### TASK GOAL
Present the data once more in exactly its original form.

### Collection entries
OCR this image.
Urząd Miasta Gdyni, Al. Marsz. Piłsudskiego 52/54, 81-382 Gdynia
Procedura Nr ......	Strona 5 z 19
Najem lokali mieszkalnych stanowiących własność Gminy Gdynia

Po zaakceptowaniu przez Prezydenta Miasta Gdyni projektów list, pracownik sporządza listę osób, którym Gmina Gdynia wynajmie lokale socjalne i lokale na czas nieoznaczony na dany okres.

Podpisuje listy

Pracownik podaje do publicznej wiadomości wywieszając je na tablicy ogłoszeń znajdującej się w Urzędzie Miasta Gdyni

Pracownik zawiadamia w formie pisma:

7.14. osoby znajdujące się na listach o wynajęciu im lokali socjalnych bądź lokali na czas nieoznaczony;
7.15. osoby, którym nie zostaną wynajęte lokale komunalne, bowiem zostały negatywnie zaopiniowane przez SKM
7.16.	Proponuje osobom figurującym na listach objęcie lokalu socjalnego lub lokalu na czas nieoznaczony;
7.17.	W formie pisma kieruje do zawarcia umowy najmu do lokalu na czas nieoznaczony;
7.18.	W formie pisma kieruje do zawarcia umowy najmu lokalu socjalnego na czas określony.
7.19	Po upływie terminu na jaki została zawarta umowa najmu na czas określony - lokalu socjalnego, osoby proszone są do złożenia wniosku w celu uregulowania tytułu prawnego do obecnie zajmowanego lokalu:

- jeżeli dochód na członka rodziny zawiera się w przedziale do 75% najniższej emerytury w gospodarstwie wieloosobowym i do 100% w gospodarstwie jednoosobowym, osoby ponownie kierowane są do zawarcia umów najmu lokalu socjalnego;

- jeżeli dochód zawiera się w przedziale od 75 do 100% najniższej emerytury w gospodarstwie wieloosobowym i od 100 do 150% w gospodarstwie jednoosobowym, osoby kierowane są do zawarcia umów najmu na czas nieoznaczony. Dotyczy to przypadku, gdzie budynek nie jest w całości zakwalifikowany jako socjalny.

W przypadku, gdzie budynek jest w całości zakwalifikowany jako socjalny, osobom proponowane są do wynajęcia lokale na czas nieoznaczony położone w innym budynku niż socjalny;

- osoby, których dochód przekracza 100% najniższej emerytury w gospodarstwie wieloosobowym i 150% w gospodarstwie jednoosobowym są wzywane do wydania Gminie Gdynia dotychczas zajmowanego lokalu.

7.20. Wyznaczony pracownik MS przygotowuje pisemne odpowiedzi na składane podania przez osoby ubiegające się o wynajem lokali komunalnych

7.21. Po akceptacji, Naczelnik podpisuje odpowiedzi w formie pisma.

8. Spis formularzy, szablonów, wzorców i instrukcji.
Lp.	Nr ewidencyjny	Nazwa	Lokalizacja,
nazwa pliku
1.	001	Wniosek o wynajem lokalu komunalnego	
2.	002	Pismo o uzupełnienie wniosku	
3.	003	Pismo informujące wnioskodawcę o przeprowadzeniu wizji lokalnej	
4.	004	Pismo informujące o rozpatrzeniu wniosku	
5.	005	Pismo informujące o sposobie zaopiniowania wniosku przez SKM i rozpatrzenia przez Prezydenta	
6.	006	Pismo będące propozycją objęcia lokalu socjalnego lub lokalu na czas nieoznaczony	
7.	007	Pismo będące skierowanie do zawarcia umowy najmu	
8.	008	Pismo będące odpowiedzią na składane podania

### PROBLEM SOLUTION
OCR this image.
Urząd Miasta Gdyni, Al. Marsz. Piłsudskiego 52/54, 81-382 Gdynia
Procedura Nr ......	Strona 5 z 19
Najem lokali mieszkalnych stanowiących własność Gminy Gdynia

Po zaakceptowaniu przez Prezydenta Miasta Gdyni projektów list, pracownik sporządza listę osób, którym Gmina Gdynia wynajmie lokale socjalne i lokale na czas nieoznaczony na dany okres.

Podpisuje listy

Pracownik podaje do publicznej wiadomości wywieszając je na tablicy ogłoszeń znajdującej się w Urzędzie Miasta Gdyni

Pracownik zawiadamia w formie pisma:

7.14. osoby znajdujące się na listach o wynajęciu im lokali socjalnych bądź lokali na czas nieoznaczony;
7.15. osoby, którym nie zostaną wynajęte lokale komunalne, bowiem zostały negatywnie zaopiniowane przez SKM
7.16.	Proponuje osobom figurującym na listach objęcie lokalu socjalnego lub lokalu na czas nieoznaczony;
7.17.	W formie pisma kieruje do zawarcia umowy najmu do lokalu na czas nieoznaczony;
7.18.	W formie pisma kieruje do zawarcia umowy najmu lokalu socjalnego na czas określony.
7.19	Po upływie terminu na jaki została zawarta umowa najmu na czas określony - lokalu socjalnego, osoby proszone są do złożenia wniosku w celu uregulowania tytułu prawnego do obecnie zajmowanego lokalu:

- jeżeli dochód na członka rodziny zawiera się w przedziale do 75% najniższej emerytury w gospodarstwie wieloosobowym i do 100% w gospodarstwie jednoosobowym, osoby ponownie kierowane są do zawarcia umów najmu lokalu socjalnego;

- jeżeli dochód zawiera się w przedziale od 75 do 100% najniższej emerytury w gospodarstwie wieloosobowym i od 100 do 150% w gospodarstwie jednoosobowym, osoby kierowane są do zawarcia umów najmu na czas nieoznaczony. Dotyczy to przypadku, gdzie budynek nie jest w całości zakwalifikowany jako socjalny.

W przypadku, gdzie budynek jest w całości zakwalifikowany jako socjalny, osobom proponowane są do wynajęcia lokale na czas nieoznaczony położone w innym budynku niż socjalny;

- osoby, których dochód przekracza 100% najniższej emerytury w gospodarstwie wieloosobowym i 150% w gospodarstwie jednoosobowym są wzywane do wydania Gminie Gdynia dotychczas zajmowanego lokalu.

7.20. Wyznaczony pracownik MS przygotowuje pisemne odpowiedzi na składane podania przez osoby ubiegające się o wynajem lokali komunalnych

7.21. Po akceptacji, Naczelnik podpisuje odpowiedzi w formie pisma.

8. Spis formularzy, szablonów, wzorców i instrukcji.
Lp.	Nr ewidencyjny	Nazwa	Lokalizacja,
nazwa pliku
1.	001	Wniosek o wynajem lokalu komunalnego	
2.	002	Pismo o uzupełnienie wniosku	
3.	003	Pismo informujące wnioskodawcę o przeprowadzeniu wizji lokalnej	
4.	004	Pismo informujące o rozpatrzeniu wniosku	
5.	005	Pismo informujące o sposobie zaopiniowania wniosku przez SKM i rozpatrzenia przez Prezydenta	
6.	006	Pismo będące propozycją objęcia lokalu socjalnego lub lokalu na czas nieoznaczony	
7.	007	Pismo będące skierowanie do zawarcia umowy najmu	
8.	008	Pismo będące odpowiedzią na składane podania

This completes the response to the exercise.